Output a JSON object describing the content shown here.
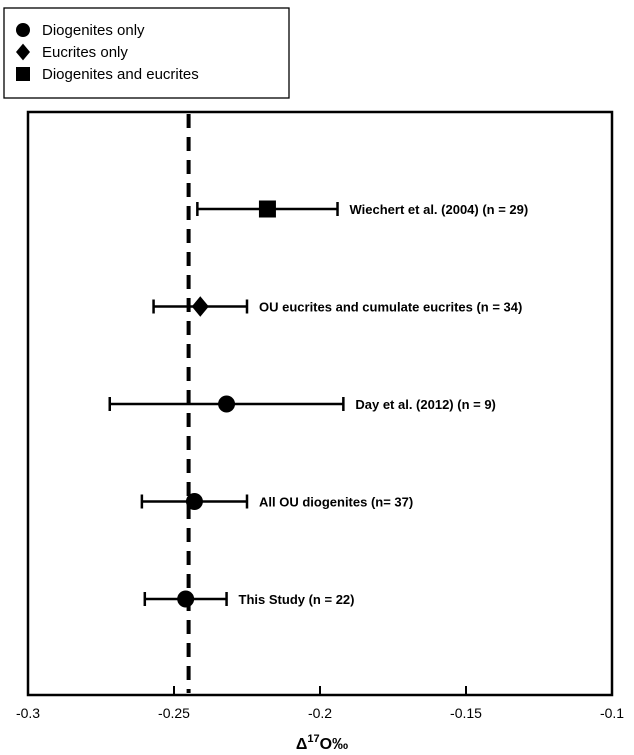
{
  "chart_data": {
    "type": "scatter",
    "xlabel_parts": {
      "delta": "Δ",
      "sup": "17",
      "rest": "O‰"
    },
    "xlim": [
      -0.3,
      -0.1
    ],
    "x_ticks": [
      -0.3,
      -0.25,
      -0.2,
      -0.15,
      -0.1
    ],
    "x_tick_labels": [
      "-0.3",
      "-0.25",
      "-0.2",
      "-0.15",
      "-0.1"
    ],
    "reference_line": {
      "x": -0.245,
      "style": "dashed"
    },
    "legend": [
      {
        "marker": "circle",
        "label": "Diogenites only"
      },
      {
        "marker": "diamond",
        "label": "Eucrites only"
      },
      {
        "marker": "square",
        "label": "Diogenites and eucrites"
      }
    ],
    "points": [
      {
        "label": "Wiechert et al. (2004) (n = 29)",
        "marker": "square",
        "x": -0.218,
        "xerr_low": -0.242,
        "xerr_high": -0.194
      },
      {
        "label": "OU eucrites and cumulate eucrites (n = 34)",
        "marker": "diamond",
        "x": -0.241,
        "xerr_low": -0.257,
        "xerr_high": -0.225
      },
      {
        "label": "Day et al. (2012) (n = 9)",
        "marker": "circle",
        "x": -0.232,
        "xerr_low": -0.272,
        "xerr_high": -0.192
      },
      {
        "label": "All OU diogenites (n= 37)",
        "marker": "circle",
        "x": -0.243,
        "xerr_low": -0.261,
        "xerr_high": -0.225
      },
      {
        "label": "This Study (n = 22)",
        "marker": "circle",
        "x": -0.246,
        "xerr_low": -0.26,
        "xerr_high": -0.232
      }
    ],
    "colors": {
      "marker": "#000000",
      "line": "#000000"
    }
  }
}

--

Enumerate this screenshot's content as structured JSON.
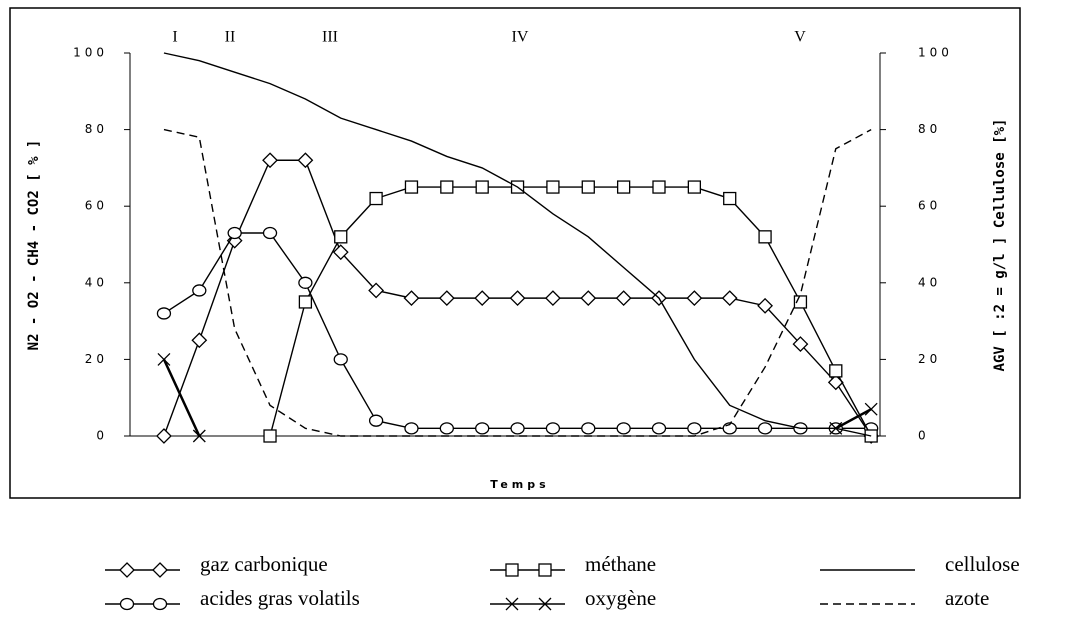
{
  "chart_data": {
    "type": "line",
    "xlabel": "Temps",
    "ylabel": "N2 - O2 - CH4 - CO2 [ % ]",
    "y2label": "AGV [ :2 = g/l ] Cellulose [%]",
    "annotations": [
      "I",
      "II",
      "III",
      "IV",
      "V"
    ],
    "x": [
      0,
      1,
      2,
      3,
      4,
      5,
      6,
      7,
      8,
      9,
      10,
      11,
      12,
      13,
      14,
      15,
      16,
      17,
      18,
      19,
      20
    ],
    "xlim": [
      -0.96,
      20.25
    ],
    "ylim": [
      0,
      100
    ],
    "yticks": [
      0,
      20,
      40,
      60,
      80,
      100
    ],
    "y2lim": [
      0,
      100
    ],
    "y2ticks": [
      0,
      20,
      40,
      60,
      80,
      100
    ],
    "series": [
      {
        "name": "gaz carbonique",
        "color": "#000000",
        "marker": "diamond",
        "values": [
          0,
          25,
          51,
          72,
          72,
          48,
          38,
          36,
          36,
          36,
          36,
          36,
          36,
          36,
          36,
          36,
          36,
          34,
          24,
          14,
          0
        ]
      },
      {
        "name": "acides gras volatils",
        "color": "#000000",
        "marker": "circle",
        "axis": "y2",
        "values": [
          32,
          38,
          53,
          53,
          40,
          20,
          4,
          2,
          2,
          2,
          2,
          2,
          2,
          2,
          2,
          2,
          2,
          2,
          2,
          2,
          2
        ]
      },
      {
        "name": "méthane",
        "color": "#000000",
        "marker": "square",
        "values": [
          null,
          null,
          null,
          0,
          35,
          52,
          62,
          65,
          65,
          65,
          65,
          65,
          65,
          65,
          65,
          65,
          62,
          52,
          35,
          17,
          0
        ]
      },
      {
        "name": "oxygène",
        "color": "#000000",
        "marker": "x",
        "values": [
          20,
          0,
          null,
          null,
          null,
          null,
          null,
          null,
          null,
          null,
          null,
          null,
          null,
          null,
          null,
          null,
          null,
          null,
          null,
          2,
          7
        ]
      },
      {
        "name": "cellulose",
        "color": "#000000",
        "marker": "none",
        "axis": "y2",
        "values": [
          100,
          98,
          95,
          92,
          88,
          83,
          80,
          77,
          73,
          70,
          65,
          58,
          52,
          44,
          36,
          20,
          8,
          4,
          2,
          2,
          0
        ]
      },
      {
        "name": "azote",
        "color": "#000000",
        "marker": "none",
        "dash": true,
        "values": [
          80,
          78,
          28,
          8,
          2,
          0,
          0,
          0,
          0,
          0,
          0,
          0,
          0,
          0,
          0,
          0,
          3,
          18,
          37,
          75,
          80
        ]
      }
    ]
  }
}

### WHAT TO DO
From the entries above, copy out every line where the string "name" appears.

### SOLVED PROBLEM
        "name": "gaz carbonique",
        "name": "acides gras volatils",
        "name": "méthane",
        "name": "oxygène",
        "name": "cellulose",
        "name": "azote",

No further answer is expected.